## Data shown:
'''

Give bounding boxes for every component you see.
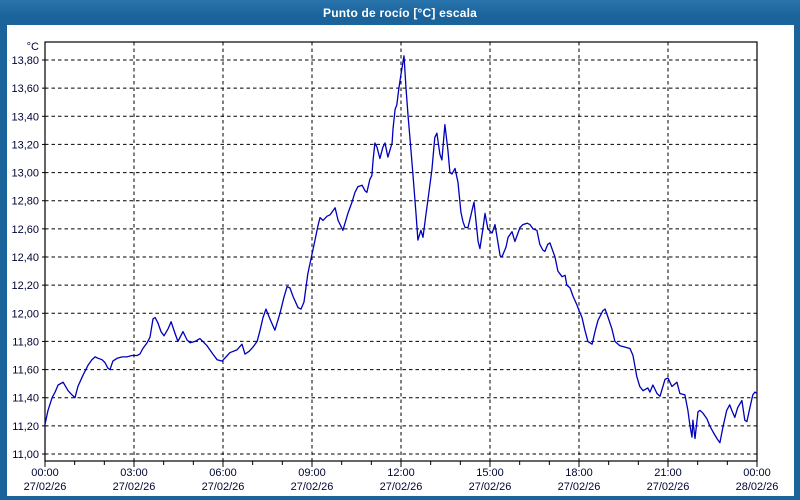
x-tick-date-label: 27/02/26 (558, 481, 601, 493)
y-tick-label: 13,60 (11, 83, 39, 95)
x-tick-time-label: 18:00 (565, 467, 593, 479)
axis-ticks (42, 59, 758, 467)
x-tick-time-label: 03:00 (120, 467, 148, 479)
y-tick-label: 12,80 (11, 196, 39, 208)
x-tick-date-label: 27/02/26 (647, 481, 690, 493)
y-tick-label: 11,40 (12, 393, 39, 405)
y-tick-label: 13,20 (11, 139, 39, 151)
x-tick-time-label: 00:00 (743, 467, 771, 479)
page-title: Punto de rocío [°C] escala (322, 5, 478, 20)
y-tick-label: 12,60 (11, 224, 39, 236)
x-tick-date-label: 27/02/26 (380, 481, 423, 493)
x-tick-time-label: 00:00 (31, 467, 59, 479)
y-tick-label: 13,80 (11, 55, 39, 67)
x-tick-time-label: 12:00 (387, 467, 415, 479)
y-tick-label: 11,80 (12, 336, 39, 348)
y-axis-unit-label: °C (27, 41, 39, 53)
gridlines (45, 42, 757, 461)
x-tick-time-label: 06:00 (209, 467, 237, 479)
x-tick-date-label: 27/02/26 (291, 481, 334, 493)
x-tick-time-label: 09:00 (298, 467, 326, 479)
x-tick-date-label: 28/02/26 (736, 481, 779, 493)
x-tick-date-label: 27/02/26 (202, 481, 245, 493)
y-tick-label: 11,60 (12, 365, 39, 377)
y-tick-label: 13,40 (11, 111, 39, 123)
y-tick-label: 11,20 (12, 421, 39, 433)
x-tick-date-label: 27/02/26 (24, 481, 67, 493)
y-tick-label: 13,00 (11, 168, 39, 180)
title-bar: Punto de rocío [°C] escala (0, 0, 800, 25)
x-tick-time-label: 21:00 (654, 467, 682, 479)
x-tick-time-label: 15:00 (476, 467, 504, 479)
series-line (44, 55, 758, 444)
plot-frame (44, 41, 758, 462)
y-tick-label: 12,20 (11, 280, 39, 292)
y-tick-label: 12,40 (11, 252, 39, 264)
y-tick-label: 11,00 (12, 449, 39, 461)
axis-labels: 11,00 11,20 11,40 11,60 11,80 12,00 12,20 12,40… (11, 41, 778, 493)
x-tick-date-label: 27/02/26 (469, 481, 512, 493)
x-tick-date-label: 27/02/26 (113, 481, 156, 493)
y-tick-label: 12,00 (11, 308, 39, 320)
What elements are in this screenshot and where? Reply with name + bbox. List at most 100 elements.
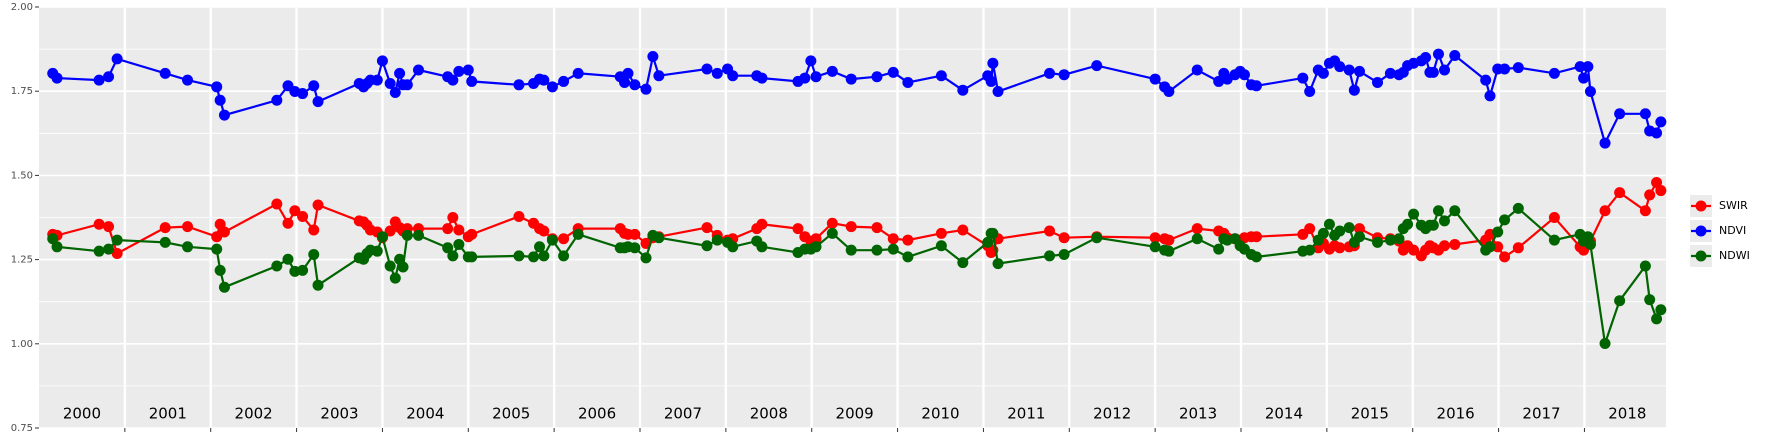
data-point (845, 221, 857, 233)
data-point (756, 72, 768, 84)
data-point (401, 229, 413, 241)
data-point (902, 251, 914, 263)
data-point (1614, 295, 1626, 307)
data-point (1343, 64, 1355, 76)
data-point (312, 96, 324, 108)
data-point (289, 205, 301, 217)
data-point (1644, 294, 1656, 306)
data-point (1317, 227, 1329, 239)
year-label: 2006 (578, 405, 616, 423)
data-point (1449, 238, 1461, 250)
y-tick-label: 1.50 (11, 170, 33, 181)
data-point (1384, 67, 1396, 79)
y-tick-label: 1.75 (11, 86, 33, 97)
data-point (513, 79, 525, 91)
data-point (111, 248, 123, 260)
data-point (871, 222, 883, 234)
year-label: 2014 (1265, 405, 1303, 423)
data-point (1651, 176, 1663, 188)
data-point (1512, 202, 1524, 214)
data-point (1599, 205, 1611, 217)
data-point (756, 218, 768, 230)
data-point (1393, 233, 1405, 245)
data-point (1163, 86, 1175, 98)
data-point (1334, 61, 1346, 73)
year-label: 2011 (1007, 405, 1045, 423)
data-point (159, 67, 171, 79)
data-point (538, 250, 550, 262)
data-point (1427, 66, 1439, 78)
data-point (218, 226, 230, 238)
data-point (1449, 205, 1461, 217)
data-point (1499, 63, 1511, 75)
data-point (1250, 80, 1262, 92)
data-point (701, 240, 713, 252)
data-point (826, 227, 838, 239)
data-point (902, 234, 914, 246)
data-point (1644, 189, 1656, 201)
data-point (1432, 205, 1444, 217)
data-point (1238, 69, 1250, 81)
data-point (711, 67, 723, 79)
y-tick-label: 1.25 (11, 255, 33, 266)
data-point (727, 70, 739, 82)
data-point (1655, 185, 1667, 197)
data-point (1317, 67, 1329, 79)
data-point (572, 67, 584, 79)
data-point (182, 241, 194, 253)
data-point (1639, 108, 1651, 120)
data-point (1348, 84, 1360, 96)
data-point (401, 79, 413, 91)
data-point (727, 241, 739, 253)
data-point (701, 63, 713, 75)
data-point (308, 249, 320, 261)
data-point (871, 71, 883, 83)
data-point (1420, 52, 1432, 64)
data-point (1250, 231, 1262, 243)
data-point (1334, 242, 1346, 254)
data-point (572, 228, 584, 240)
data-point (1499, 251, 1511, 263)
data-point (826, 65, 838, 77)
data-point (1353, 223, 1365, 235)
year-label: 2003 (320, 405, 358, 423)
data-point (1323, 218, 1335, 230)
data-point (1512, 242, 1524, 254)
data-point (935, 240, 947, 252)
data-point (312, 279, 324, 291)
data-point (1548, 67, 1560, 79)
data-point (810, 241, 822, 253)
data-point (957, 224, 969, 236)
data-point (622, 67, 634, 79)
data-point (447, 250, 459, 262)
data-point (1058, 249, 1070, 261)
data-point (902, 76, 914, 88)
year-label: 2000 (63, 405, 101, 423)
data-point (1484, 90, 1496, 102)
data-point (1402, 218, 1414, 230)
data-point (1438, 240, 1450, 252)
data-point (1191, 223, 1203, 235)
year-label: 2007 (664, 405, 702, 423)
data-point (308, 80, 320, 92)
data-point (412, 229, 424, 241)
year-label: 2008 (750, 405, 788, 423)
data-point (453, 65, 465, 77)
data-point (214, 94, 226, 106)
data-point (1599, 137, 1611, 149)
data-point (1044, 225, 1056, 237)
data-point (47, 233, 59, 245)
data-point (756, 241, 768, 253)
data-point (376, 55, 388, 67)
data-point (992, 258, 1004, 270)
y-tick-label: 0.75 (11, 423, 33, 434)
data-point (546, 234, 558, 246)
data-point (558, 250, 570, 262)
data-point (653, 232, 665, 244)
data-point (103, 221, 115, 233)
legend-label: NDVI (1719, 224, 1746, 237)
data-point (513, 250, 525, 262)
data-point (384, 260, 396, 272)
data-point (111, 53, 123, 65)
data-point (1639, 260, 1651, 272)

'''

## Request:
Repeat every row from the one containing "data-point (845, 221, 857, 233)" through the one containing "data-point (711, 67, 723, 79)", with both of those rows included.

## Output for this task:
data-point (845, 221, 857, 233)
data-point (756, 72, 768, 84)
data-point (401, 229, 413, 241)
data-point (902, 251, 914, 263)
data-point (1614, 295, 1626, 307)
data-point (1343, 64, 1355, 76)
data-point (312, 96, 324, 108)
data-point (289, 205, 301, 217)
data-point (1644, 294, 1656, 306)
data-point (1317, 227, 1329, 239)
year-label: 2006 (578, 405, 616, 423)
data-point (1449, 238, 1461, 250)
y-tick-label: 1.50 (11, 170, 33, 181)
data-point (1384, 67, 1396, 79)
y-tick-label: 1.75 (11, 86, 33, 97)
data-point (513, 79, 525, 91)
data-point (111, 248, 123, 260)
data-point (871, 222, 883, 234)
year-label: 2014 (1265, 405, 1303, 423)
data-point (1651, 176, 1663, 188)
data-point (1512, 202, 1524, 214)
data-point (1599, 205, 1611, 217)
data-point (756, 218, 768, 230)
data-point (1393, 233, 1405, 245)
data-point (1163, 86, 1175, 98)
data-point (1334, 61, 1346, 73)
year-label: 2011 (1007, 405, 1045, 423)
data-point (159, 67, 171, 79)
data-point (538, 250, 550, 262)
data-point (1427, 66, 1439, 78)
data-point (218, 226, 230, 238)
data-point (1449, 205, 1461, 217)
data-point (1499, 63, 1511, 75)
data-point (1250, 80, 1262, 92)
data-point (701, 240, 713, 252)
data-point (826, 227, 838, 239)
data-point (902, 234, 914, 246)
data-point (1644, 189, 1656, 201)
data-point (1432, 205, 1444, 217)
data-point (1238, 69, 1250, 81)
data-point (711, 67, 723, 79)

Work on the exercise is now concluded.